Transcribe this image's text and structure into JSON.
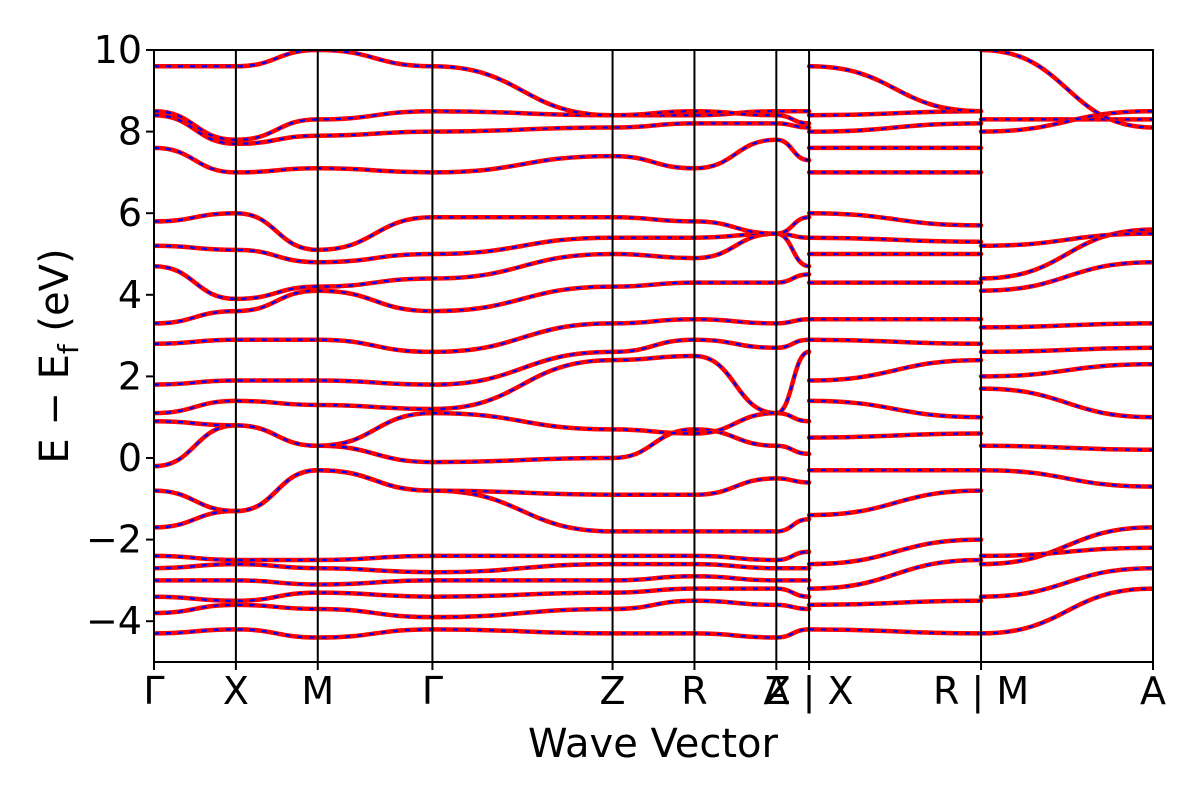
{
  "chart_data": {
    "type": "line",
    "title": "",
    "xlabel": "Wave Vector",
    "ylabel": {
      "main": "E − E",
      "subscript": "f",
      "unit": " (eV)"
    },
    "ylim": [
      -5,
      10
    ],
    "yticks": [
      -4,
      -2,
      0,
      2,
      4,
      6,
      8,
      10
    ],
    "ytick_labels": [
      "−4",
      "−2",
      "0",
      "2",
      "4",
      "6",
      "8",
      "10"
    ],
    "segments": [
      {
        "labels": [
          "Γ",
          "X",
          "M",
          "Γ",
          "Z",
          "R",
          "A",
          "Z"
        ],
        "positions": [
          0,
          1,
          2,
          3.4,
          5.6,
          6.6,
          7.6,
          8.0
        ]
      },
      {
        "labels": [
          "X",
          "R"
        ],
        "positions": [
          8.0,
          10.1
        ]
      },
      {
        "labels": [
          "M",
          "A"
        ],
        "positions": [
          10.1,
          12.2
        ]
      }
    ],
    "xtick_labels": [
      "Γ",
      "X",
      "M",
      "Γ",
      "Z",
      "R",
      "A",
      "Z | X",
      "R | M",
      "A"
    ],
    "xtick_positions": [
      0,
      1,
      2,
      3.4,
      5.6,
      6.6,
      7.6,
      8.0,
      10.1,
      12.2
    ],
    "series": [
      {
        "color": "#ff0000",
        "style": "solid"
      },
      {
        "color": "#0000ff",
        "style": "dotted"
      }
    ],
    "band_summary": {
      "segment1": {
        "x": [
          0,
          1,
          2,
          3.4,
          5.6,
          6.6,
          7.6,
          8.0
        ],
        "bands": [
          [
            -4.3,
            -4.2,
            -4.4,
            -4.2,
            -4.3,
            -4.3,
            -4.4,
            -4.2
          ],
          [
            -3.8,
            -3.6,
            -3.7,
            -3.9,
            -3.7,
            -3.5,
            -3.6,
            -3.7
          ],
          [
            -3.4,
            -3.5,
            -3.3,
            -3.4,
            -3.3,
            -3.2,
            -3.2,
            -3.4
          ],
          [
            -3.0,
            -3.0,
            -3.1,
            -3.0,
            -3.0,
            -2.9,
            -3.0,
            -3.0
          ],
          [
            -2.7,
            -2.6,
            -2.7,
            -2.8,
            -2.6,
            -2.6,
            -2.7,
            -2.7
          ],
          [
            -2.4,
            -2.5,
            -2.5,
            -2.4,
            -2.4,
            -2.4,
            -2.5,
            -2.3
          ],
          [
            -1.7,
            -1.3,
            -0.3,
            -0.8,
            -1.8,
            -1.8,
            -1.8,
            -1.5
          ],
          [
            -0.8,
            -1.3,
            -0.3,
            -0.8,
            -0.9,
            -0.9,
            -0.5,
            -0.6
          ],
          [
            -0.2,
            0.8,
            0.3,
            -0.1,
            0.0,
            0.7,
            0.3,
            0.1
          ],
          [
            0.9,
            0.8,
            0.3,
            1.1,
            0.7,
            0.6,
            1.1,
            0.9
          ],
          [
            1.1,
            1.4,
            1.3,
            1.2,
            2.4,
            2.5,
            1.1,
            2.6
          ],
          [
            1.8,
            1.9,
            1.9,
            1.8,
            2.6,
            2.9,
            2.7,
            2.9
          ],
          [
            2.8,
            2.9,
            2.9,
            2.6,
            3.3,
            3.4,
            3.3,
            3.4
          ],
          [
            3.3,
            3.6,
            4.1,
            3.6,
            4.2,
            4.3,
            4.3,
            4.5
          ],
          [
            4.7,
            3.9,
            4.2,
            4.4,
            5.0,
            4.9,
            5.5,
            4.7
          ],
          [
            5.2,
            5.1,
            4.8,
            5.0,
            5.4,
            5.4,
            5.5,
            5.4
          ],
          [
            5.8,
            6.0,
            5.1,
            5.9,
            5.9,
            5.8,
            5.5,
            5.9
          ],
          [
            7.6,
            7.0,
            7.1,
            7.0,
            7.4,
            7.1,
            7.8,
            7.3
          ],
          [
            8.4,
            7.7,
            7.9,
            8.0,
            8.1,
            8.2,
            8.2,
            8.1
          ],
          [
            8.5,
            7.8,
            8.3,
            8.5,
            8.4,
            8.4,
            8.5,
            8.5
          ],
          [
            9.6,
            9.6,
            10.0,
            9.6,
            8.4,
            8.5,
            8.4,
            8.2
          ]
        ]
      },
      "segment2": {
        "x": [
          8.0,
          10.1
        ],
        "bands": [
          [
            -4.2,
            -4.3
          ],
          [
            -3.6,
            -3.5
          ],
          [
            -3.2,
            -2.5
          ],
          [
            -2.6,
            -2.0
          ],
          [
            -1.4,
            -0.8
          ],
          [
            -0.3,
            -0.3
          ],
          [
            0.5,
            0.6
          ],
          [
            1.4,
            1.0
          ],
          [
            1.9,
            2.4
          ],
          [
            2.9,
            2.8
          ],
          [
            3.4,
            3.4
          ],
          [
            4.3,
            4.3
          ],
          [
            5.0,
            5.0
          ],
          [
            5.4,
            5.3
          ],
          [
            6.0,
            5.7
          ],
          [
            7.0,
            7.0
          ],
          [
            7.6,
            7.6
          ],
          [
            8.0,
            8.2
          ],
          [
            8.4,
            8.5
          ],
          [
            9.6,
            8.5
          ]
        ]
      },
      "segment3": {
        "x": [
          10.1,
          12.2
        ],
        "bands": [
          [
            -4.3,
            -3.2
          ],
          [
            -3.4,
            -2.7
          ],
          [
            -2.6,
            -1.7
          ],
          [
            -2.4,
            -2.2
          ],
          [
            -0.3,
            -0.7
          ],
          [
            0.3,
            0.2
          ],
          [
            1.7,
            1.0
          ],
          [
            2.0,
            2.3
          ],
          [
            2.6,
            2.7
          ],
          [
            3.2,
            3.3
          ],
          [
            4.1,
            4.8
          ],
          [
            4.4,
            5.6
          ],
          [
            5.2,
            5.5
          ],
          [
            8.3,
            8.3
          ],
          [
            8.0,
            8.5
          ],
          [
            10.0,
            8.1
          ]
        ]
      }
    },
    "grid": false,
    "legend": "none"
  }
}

WRITTEN PROBLEM: Transcribe the material exactly, and leave out whatever pictures it holds.

THE SOLUTION:
Transcribe this image's text and structure into JSON.
{
  "chart_data": {
    "type": "line",
    "title": "",
    "xlabel": "Wave Vector",
    "ylabel": {
      "main": "E − E",
      "subscript": "f",
      "unit": " (eV)"
    },
    "ylim": [
      -5,
      10
    ],
    "yticks": [
      -4,
      -2,
      0,
      2,
      4,
      6,
      8,
      10
    ],
    "ytick_labels": [
      "−4",
      "−2",
      "0",
      "2",
      "4",
      "6",
      "8",
      "10"
    ],
    "segments": [
      {
        "labels": [
          "Γ",
          "X",
          "M",
          "Γ",
          "Z",
          "R",
          "A",
          "Z"
        ],
        "positions": [
          0,
          1,
          2,
          3.4,
          5.6,
          6.6,
          7.6,
          8.0
        ]
      },
      {
        "labels": [
          "X",
          "R"
        ],
        "positions": [
          8.0,
          10.1
        ]
      },
      {
        "labels": [
          "M",
          "A"
        ],
        "positions": [
          10.1,
          12.2
        ]
      }
    ],
    "xtick_labels": [
      "Γ",
      "X",
      "M",
      "Γ",
      "Z",
      "R",
      "A",
      "Z | X",
      "R | M",
      "A"
    ],
    "xtick_positions": [
      0,
      1,
      2,
      3.4,
      5.6,
      6.6,
      7.6,
      8.0,
      10.1,
      12.2
    ],
    "series": [
      {
        "color": "#ff0000",
        "style": "solid"
      },
      {
        "color": "#0000ff",
        "style": "dotted"
      }
    ],
    "band_summary": {
      "segment1": {
        "x": [
          0,
          1,
          2,
          3.4,
          5.6,
          6.6,
          7.6,
          8.0
        ],
        "bands": [
          [
            -4.3,
            -4.2,
            -4.4,
            -4.2,
            -4.3,
            -4.3,
            -4.4,
            -4.2
          ],
          [
            -3.8,
            -3.6,
            -3.7,
            -3.9,
            -3.7,
            -3.5,
            -3.6,
            -3.7
          ],
          [
            -3.4,
            -3.5,
            -3.3,
            -3.4,
            -3.3,
            -3.2,
            -3.2,
            -3.4
          ],
          [
            -3.0,
            -3.0,
            -3.1,
            -3.0,
            -3.0,
            -2.9,
            -3.0,
            -3.0
          ],
          [
            -2.7,
            -2.6,
            -2.7,
            -2.8,
            -2.6,
            -2.6,
            -2.7,
            -2.7
          ],
          [
            -2.4,
            -2.5,
            -2.5,
            -2.4,
            -2.4,
            -2.4,
            -2.5,
            -2.3
          ],
          [
            -1.7,
            -1.3,
            -0.3,
            -0.8,
            -1.8,
            -1.8,
            -1.8,
            -1.5
          ],
          [
            -0.8,
            -1.3,
            -0.3,
            -0.8,
            -0.9,
            -0.9,
            -0.5,
            -0.6
          ],
          [
            -0.2,
            0.8,
            0.3,
            -0.1,
            0.0,
            0.7,
            0.3,
            0.1
          ],
          [
            0.9,
            0.8,
            0.3,
            1.1,
            0.7,
            0.6,
            1.1,
            0.9
          ],
          [
            1.1,
            1.4,
            1.3,
            1.2,
            2.4,
            2.5,
            1.1,
            2.6
          ],
          [
            1.8,
            1.9,
            1.9,
            1.8,
            2.6,
            2.9,
            2.7,
            2.9
          ],
          [
            2.8,
            2.9,
            2.9,
            2.6,
            3.3,
            3.4,
            3.3,
            3.4
          ],
          [
            3.3,
            3.6,
            4.1,
            3.6,
            4.2,
            4.3,
            4.3,
            4.5
          ],
          [
            4.7,
            3.9,
            4.2,
            4.4,
            5.0,
            4.9,
            5.5,
            4.7
          ],
          [
            5.2,
            5.1,
            4.8,
            5.0,
            5.4,
            5.4,
            5.5,
            5.4
          ],
          [
            5.8,
            6.0,
            5.1,
            5.9,
            5.9,
            5.8,
            5.5,
            5.9
          ],
          [
            7.6,
            7.0,
            7.1,
            7.0,
            7.4,
            7.1,
            7.8,
            7.3
          ],
          [
            8.4,
            7.7,
            7.9,
            8.0,
            8.1,
            8.2,
            8.2,
            8.1
          ],
          [
            8.5,
            7.8,
            8.3,
            8.5,
            8.4,
            8.4,
            8.5,
            8.5
          ],
          [
            9.6,
            9.6,
            10.0,
            9.6,
            8.4,
            8.5,
            8.4,
            8.2
          ]
        ]
      },
      "segment2": {
        "x": [
          8.0,
          10.1
        ],
        "bands": [
          [
            -4.2,
            -4.3
          ],
          [
            -3.6,
            -3.5
          ],
          [
            -3.2,
            -2.5
          ],
          [
            -2.6,
            -2.0
          ],
          [
            -1.4,
            -0.8
          ],
          [
            -0.3,
            -0.3
          ],
          [
            0.5,
            0.6
          ],
          [
            1.4,
            1.0
          ],
          [
            1.9,
            2.4
          ],
          [
            2.9,
            2.8
          ],
          [
            3.4,
            3.4
          ],
          [
            4.3,
            4.3
          ],
          [
            5.0,
            5.0
          ],
          [
            5.4,
            5.3
          ],
          [
            6.0,
            5.7
          ],
          [
            7.0,
            7.0
          ],
          [
            7.6,
            7.6
          ],
          [
            8.0,
            8.2
          ],
          [
            8.4,
            8.5
          ],
          [
            9.6,
            8.5
          ]
        ]
      },
      "segment3": {
        "x": [
          10.1,
          12.2
        ],
        "bands": [
          [
            -4.3,
            -3.2
          ],
          [
            -3.4,
            -2.7
          ],
          [
            -2.6,
            -1.7
          ],
          [
            -2.4,
            -2.2
          ],
          [
            -0.3,
            -0.7
          ],
          [
            0.3,
            0.2
          ],
          [
            1.7,
            1.0
          ],
          [
            2.0,
            2.3
          ],
          [
            2.6,
            2.7
          ],
          [
            3.2,
            3.3
          ],
          [
            4.1,
            4.8
          ],
          [
            4.4,
            5.6
          ],
          [
            5.2,
            5.5
          ],
          [
            8.3,
            8.3
          ],
          [
            8.0,
            8.5
          ],
          [
            10.0,
            8.1
          ]
        ]
      }
    },
    "grid": false,
    "legend": "none"
  }
}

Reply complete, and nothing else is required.